— Start Provided records —

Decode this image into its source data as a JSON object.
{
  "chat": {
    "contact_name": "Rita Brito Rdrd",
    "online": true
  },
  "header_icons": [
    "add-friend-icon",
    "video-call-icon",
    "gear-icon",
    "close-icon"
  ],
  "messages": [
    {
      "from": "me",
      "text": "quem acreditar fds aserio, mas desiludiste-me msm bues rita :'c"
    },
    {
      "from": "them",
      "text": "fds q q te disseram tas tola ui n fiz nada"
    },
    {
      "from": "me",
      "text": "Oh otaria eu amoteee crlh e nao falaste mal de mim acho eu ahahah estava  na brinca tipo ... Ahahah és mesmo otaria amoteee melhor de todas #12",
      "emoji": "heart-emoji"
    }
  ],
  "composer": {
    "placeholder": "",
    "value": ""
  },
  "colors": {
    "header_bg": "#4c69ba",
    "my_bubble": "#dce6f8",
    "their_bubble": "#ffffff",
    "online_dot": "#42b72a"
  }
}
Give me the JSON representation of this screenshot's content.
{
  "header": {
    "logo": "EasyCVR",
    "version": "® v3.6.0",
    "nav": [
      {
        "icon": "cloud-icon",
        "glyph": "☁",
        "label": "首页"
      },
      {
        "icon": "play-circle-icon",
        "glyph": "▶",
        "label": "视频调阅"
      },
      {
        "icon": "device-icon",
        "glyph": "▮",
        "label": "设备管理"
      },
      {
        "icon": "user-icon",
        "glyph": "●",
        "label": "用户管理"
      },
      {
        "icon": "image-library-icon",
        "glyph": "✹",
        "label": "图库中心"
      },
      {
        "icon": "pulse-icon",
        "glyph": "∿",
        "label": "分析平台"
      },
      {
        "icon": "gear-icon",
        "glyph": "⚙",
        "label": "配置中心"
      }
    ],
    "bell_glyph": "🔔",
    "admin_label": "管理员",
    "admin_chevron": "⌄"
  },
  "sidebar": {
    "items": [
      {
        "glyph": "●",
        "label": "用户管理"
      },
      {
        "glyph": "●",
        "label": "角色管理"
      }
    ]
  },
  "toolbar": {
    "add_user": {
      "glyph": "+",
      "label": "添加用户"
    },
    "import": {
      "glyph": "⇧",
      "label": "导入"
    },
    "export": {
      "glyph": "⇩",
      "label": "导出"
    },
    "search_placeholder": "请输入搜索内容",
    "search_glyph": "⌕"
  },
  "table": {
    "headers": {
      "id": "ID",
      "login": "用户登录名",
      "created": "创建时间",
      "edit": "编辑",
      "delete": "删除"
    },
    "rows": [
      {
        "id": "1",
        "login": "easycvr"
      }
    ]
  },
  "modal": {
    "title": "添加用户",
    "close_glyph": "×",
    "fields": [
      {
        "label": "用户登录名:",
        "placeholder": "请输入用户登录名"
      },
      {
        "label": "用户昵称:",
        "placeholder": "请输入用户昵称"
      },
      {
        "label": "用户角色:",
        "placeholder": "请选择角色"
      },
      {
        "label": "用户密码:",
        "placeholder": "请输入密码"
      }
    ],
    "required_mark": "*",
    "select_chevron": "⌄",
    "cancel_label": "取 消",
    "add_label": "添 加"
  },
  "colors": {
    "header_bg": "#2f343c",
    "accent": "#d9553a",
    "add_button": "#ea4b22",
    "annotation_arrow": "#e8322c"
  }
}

— End Provided records —

Request
Quote each line of the data above exactly as written.

Solution
Decode this image into its source data as a JSON object.
{
  "chat": {
    "contact_name": "Rita Brito Rdrd",
    "online": true
  },
  "header_icons": [
    "add-friend-icon",
    "video-call-icon",
    "gear-icon",
    "close-icon"
  ],
  "messages": [
    {
      "from": "me",
      "text": "quem acreditar fds aserio, mas desiludiste-me msm bues rita :'c"
    },
    {
      "from": "them",
      "text": "fds q q te disseram tas tola ui n fiz nada"
    },
    {
      "from": "me",
      "text": "Oh otaria eu amoteee crlh e nao falaste mal de mim acho eu ahahah estava  na brinca tipo ... Ahahah és mesmo otaria amoteee melhor de todas #12",
      "emoji": "heart-emoji"
    }
  ],
  "composer": {
    "placeholder": "",
    "value": ""
  },
  "colors": {
    "header_bg": "#4c69ba",
    "my_bubble": "#dce6f8",
    "their_bubble": "#ffffff",
    "online_dot": "#42b72a"
  }
}
Give me the JSON representation of this screenshot's content.
{
  "header": {
    "logo": "EasyCVR",
    "version": "® v3.6.0",
    "nav": [
      {
        "icon": "cloud-icon",
        "glyph": "☁",
        "label": "首页"
      },
      {
        "icon": "play-circle-icon",
        "glyph": "▶",
        "label": "视频调阅"
      },
      {
        "icon": "device-icon",
        "glyph": "▮",
        "label": "设备管理"
      },
      {
        "icon": "user-icon",
        "glyph": "●",
        "label": "用户管理"
      },
      {
        "icon": "image-library-icon",
        "glyph": "✹",
        "label": "图库中心"
      },
      {
        "icon": "pulse-icon",
        "glyph": "∿",
        "label": "分析平台"
      },
      {
        "icon": "gear-icon",
        "glyph": "⚙",
        "label": "配置中心"
      }
    ],
    "bell_glyph": "🔔",
    "admin_label": "管理员",
    "admin_chevron": "⌄"
  },
  "sidebar": {
    "items": [
      {
        "glyph": "●",
        "label": "用户管理"
      },
      {
        "glyph": "●",
        "label": "角色管理"
      }
    ]
  },
  "toolbar": {
    "add_user": {
      "glyph": "+",
      "label": "添加用户"
    },
    "import": {
      "glyph": "⇧",
      "label": "导入"
    },
    "export": {
      "glyph": "⇩",
      "label": "导出"
    },
    "search_placeholder": "请输入搜索内容",
    "search_glyph": "⌕"
  },
  "table": {
    "headers": {
      "id": "ID",
      "login": "用户登录名",
      "created": "创建时间",
      "edit": "编辑",
      "delete": "删除"
    },
    "rows": [
      {
        "id": "1",
        "login": "easycvr"
      }
    ]
  },
  "modal": {
    "title": "添加用户",
    "close_glyph": "×",
    "fields": [
      {
        "label": "用户登录名:",
        "placeholder": "请输入用户登录名"
      },
      {
        "label": "用户昵称:",
        "placeholder": "请输入用户昵称"
      },
      {
        "label": "用户角色:",
        "placeholder": "请选择角色"
      },
      {
        "label": "用户密码:",
        "placeholder": "请输入密码"
      }
    ],
    "required_mark": "*",
    "select_chevron": "⌄",
    "cancel_label": "取 消",
    "add_label": "添 加"
  },
  "colors": {
    "header_bg": "#2f343c",
    "accent": "#d9553a",
    "add_button": "#ea4b22",
    "annotation_arrow": "#e8322c"
  }
}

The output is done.